Figure collection entries:
..............................

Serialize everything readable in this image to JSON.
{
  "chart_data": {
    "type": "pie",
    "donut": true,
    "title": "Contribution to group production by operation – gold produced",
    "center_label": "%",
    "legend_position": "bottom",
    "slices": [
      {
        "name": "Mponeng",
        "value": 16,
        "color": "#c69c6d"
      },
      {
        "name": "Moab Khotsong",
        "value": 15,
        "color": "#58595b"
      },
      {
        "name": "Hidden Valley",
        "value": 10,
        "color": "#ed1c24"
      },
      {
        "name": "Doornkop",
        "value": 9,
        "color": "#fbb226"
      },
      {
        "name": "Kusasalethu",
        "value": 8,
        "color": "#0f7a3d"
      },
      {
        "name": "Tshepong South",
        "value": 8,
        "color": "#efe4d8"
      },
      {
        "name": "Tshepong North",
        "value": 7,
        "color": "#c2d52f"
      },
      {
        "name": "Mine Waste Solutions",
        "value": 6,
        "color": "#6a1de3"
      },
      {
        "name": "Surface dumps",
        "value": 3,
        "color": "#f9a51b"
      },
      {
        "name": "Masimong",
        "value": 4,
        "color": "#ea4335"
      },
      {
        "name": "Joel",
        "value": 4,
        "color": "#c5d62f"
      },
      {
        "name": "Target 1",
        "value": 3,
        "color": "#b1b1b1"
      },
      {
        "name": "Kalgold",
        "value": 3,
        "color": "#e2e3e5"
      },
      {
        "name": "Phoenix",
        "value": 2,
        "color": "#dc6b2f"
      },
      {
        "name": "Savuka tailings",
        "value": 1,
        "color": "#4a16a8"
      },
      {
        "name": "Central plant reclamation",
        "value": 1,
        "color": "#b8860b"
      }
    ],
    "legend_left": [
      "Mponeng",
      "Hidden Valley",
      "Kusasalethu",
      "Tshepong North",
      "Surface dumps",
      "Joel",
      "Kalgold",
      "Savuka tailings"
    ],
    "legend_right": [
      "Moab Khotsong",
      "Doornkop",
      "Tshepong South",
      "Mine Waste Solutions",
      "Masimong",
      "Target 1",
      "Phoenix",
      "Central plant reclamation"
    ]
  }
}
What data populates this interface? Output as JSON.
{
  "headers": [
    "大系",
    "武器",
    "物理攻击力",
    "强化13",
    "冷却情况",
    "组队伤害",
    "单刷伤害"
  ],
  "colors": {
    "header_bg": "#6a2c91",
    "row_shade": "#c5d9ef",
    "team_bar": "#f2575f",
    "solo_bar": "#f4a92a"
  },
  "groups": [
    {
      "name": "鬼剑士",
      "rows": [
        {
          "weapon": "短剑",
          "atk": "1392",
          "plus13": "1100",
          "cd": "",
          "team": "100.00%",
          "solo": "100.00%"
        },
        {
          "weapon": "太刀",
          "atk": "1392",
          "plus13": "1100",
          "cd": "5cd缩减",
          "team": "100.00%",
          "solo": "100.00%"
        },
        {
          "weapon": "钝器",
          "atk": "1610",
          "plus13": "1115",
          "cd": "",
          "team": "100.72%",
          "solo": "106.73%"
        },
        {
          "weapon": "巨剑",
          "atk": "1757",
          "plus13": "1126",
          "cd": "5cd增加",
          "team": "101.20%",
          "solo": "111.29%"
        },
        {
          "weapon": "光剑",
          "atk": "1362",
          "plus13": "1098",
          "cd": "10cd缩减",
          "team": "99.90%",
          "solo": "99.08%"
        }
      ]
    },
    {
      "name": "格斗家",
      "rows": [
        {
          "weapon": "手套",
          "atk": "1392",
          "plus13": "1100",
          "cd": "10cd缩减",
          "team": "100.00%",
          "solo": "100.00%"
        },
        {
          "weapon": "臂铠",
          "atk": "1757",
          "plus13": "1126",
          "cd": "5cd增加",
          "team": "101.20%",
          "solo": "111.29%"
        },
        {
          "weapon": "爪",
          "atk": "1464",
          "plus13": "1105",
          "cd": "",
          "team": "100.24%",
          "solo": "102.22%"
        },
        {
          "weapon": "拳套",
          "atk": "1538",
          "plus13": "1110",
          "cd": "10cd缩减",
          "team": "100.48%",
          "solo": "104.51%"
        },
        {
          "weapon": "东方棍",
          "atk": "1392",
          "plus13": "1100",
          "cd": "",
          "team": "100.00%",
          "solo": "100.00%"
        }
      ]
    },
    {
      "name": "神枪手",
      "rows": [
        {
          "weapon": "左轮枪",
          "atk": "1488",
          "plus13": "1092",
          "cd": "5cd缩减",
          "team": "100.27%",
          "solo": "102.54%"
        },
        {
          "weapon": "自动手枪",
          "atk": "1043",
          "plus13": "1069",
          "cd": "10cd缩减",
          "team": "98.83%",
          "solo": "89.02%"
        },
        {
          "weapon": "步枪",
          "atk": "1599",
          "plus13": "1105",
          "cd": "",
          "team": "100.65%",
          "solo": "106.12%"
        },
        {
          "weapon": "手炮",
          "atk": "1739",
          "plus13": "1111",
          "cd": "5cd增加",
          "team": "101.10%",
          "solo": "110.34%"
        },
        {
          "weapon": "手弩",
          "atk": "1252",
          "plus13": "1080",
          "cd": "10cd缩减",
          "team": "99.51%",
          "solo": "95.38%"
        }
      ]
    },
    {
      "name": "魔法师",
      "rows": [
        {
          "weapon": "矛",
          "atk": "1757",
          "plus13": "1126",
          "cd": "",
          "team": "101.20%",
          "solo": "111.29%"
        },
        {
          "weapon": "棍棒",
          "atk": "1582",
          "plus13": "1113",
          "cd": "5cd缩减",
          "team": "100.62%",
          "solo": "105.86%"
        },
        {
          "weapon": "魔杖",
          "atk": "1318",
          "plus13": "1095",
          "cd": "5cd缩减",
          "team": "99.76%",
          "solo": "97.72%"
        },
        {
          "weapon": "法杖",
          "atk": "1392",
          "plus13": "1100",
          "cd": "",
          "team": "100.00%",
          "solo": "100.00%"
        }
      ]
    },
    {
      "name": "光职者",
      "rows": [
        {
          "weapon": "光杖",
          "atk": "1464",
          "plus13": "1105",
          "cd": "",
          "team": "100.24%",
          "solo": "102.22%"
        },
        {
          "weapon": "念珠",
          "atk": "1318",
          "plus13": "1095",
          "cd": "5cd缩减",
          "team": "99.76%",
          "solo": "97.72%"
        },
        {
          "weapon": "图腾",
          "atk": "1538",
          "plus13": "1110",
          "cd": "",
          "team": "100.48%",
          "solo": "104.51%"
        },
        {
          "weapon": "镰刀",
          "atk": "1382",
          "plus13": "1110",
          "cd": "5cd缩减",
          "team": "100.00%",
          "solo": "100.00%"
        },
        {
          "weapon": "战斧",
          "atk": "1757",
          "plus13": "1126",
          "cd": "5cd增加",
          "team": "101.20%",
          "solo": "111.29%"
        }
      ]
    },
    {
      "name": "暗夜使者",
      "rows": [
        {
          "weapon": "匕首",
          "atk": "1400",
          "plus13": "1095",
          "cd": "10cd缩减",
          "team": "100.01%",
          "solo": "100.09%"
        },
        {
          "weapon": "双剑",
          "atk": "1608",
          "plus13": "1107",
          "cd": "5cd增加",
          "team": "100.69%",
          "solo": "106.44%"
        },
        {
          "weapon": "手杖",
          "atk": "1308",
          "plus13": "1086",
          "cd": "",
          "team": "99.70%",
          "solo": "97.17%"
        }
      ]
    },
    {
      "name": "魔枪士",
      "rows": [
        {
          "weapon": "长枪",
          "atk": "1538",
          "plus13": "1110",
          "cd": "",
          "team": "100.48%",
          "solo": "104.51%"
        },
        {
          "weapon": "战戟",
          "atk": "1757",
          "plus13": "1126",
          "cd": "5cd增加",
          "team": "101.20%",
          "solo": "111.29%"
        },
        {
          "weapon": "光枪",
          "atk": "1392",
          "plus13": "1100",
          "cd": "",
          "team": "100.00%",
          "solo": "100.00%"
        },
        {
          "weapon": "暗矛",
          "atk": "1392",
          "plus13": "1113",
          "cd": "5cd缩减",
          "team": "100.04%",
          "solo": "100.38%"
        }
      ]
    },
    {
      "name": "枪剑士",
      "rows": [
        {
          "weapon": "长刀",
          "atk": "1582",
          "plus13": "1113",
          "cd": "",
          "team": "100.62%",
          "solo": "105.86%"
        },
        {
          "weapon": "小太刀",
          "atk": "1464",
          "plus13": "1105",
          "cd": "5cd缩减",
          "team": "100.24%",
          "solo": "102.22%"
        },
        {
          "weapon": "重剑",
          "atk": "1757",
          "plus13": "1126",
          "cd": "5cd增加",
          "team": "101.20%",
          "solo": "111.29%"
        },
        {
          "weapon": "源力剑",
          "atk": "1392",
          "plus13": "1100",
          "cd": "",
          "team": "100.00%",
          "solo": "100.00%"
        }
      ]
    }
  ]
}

..............................

Problem description: Count every line of the material above that holds the string "reclamation", then state only the total.

Written response: 2